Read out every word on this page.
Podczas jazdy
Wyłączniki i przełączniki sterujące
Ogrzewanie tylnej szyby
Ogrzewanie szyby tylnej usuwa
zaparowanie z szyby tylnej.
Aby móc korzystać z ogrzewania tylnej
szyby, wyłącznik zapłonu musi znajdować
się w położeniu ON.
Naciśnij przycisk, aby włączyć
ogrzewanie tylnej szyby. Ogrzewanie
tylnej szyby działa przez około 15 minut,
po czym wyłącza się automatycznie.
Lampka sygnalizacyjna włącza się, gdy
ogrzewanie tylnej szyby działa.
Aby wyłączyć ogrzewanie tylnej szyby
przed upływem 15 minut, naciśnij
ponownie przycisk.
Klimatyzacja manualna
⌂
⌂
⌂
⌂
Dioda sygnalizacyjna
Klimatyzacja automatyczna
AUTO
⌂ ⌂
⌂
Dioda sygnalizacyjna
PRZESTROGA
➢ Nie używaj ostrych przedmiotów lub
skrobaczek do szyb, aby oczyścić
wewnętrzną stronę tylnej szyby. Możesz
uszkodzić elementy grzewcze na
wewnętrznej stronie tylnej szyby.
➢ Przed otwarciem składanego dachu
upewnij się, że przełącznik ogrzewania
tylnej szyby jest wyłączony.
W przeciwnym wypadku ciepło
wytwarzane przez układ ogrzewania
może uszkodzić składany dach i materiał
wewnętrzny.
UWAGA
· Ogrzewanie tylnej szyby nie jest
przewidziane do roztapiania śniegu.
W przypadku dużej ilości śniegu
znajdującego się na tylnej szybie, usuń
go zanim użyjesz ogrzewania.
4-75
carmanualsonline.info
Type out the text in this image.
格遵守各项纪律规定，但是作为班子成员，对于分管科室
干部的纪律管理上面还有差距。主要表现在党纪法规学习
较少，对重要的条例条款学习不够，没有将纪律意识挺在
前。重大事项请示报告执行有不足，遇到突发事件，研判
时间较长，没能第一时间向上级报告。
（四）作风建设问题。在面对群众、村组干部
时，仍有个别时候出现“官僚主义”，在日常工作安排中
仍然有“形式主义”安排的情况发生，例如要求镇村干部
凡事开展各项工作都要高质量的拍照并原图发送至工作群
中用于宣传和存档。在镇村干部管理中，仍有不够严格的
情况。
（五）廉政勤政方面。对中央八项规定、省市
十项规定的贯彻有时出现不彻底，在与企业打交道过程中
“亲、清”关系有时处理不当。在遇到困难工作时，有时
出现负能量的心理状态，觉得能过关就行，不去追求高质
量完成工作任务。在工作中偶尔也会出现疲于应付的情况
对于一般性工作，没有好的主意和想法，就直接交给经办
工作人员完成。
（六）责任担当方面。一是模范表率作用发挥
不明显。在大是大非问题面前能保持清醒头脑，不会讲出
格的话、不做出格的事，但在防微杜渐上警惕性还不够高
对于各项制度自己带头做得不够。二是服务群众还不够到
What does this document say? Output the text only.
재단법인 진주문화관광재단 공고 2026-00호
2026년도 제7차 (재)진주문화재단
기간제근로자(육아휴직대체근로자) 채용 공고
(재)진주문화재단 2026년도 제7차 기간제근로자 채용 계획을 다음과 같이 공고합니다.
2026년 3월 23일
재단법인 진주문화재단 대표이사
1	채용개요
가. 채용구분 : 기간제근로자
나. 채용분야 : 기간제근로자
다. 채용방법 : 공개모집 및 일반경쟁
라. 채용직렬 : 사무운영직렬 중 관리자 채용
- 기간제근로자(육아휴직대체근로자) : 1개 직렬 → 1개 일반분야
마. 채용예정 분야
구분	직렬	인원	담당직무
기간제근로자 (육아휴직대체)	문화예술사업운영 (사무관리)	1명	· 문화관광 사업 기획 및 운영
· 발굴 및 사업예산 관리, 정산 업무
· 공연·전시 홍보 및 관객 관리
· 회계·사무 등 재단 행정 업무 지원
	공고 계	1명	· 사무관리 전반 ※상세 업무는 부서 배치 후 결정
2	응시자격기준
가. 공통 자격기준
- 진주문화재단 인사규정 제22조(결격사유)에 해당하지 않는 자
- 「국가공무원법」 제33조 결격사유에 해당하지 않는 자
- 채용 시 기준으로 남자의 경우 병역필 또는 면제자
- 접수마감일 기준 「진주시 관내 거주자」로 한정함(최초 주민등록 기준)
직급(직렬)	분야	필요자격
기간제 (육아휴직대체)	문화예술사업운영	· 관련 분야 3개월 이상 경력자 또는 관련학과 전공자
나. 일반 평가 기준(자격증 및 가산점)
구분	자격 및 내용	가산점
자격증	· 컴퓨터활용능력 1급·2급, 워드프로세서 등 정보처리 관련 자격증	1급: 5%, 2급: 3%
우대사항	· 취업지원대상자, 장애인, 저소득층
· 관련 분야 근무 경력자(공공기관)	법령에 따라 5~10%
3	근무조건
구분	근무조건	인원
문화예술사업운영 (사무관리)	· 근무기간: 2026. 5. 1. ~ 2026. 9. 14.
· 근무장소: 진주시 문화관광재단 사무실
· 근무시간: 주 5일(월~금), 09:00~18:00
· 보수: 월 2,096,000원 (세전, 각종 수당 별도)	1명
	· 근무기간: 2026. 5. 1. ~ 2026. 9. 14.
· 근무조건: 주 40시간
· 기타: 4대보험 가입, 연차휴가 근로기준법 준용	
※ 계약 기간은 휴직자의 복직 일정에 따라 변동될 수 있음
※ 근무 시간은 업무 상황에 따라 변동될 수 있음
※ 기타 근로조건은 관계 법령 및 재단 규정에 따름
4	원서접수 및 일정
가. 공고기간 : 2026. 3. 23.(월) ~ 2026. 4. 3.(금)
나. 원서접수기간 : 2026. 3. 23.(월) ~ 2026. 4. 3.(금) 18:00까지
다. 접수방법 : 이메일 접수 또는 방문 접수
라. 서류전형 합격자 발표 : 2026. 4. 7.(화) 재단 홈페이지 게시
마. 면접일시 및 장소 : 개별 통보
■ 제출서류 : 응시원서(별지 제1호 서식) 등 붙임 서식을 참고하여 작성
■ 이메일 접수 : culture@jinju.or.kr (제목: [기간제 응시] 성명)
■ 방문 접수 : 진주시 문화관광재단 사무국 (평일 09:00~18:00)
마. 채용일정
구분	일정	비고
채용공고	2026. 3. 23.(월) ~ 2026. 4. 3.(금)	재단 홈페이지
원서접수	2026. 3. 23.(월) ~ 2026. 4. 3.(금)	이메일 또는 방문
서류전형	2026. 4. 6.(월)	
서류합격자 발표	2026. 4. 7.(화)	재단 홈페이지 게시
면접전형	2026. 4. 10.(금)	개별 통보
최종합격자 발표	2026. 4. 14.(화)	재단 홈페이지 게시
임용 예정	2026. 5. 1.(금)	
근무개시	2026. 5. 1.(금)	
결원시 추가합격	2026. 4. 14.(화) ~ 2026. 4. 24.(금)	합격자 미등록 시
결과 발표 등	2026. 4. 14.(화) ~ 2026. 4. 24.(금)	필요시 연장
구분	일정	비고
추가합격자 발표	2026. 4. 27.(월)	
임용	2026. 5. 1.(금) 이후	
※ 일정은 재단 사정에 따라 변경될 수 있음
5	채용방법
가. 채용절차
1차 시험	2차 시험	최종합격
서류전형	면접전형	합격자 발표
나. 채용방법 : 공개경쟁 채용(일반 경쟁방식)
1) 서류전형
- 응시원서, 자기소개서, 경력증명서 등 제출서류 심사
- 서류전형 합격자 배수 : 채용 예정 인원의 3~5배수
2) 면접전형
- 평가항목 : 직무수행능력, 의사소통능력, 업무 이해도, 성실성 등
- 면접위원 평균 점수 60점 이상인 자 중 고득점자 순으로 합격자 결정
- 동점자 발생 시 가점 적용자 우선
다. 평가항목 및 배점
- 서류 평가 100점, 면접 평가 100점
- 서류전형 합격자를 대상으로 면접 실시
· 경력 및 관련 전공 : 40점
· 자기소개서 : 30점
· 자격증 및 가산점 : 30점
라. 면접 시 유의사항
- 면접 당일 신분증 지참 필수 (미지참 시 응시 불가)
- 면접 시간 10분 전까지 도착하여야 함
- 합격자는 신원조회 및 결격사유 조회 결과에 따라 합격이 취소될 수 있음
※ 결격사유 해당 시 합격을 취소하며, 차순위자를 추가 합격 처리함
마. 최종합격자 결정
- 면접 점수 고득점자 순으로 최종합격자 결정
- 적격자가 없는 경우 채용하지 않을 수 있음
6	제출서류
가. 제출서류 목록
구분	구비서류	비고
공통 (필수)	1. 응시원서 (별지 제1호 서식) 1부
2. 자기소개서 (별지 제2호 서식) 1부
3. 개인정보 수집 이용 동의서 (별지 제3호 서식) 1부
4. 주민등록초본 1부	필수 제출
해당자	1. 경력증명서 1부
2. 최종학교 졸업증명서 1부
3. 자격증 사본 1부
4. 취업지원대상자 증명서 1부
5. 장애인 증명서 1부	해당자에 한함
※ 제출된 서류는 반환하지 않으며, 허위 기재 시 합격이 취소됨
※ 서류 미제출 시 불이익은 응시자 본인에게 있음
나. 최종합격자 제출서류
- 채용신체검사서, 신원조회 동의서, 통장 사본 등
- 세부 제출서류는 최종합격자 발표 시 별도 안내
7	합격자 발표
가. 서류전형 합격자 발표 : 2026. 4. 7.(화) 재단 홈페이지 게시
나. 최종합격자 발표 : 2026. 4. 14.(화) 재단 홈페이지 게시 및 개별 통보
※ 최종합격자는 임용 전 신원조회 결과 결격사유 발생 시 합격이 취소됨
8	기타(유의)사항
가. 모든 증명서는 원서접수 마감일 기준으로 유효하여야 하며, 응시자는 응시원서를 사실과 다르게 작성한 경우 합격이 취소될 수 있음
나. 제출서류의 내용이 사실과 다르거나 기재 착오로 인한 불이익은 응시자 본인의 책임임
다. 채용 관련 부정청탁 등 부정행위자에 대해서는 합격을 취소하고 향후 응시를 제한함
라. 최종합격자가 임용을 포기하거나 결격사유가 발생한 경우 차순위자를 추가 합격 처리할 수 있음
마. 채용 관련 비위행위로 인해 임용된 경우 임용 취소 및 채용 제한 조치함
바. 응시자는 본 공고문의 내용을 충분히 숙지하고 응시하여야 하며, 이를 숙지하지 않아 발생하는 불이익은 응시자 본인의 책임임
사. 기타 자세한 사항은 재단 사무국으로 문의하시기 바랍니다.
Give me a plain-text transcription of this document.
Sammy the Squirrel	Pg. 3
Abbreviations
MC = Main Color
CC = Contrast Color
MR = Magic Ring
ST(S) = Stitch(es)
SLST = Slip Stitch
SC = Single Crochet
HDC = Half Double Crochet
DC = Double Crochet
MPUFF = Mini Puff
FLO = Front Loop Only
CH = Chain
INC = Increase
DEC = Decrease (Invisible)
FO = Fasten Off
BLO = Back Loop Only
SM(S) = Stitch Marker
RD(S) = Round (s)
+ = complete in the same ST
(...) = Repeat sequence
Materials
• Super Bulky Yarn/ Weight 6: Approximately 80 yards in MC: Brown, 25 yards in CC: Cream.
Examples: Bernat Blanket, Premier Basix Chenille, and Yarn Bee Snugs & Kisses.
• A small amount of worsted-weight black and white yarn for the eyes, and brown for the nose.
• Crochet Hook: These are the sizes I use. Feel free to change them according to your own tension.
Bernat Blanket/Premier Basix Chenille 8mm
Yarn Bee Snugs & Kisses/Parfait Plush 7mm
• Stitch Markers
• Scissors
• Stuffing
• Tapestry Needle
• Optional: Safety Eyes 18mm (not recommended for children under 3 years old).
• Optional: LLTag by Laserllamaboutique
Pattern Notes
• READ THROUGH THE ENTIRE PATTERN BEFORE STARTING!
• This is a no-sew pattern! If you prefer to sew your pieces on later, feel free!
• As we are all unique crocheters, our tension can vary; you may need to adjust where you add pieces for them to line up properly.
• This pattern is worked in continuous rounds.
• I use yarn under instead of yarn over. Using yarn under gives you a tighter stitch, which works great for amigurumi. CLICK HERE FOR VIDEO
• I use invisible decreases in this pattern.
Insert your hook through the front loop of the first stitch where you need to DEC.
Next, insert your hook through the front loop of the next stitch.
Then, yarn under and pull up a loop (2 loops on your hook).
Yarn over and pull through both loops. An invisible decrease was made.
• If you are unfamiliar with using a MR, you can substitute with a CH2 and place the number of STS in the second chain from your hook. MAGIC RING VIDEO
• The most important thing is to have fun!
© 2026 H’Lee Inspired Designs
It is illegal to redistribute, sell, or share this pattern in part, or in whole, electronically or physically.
----
Pull every line containing "경력증명서" from the data.

◆ Finished exercise ◆
- 응시원서, 자기소개서, 경력증명서 등 제출서류 심사
해당자	1. 경력증명서 1부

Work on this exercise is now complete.